Below you will find a set of lines. Repeat them all exactly.

[Collected data]
= = = =
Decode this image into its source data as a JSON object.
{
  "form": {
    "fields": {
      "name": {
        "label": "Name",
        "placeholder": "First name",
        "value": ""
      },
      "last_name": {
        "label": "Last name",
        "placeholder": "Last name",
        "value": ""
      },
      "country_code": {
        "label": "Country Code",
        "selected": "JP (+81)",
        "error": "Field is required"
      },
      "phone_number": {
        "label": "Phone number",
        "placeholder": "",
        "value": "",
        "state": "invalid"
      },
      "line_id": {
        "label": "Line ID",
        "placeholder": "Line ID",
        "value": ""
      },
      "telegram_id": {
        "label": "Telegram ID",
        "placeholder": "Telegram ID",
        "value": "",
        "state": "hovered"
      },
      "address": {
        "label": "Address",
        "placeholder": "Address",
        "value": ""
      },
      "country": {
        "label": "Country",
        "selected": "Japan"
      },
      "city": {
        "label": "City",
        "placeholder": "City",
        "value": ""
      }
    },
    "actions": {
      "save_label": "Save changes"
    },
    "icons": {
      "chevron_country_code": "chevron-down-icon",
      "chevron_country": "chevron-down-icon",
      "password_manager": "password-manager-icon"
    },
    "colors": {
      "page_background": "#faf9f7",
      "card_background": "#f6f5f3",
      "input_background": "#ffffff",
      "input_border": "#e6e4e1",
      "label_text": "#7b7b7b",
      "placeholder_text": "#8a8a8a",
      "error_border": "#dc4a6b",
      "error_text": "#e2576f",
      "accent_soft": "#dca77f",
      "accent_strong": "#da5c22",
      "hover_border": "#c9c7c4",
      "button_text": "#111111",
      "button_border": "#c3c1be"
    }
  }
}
= = = =
## Expected answer
Decode this image into its source data as a JSON object.
{
  "form": {
    "fields": {
      "name": {
        "label": "Name",
        "placeholder": "First name",
        "value": ""
      },
      "last_name": {
        "label": "Last name",
        "placeholder": "Last name",
        "value": ""
      },
      "country_code": {
        "label": "Country Code",
        "selected": "JP (+81)",
        "error": "Field is required"
      },
      "phone_number": {
        "label": "Phone number",
        "placeholder": "",
        "value": "",
        "state": "invalid"
      },
      "line_id": {
        "label": "Line ID",
        "placeholder": "Line ID",
        "value": ""
      },
      "telegram_id": {
        "label": "Telegram ID",
        "placeholder": "Telegram ID",
        "value": "",
        "state": "hovered"
      },
      "address": {
        "label": "Address",
        "placeholder": "Address",
        "value": ""
      },
      "country": {
        "label": "Country",
        "selected": "Japan"
      },
      "city": {
        "label": "City",
        "placeholder": "City",
        "value": ""
      }
    },
    "actions": {
      "save_label": "Save changes"
    },
    "icons": {
      "chevron_country_code": "chevron-down-icon",
      "chevron_country": "chevron-down-icon",
      "password_manager": "password-manager-icon"
    },
    "colors": {
      "page_background": "#faf9f7",
      "card_background": "#f6f5f3",
      "input_background": "#ffffff",
      "input_border": "#e6e4e1",
      "label_text": "#7b7b7b",
      "placeholder_text": "#8a8a8a",
      "error_border": "#dc4a6b",
      "error_text": "#e2576f",
      "accent_soft": "#dca77f",
      "accent_strong": "#da5c22",
      "hover_border": "#c9c7c4",
      "button_text": "#111111",
      "button_border": "#c3c1be"
    }
  }
}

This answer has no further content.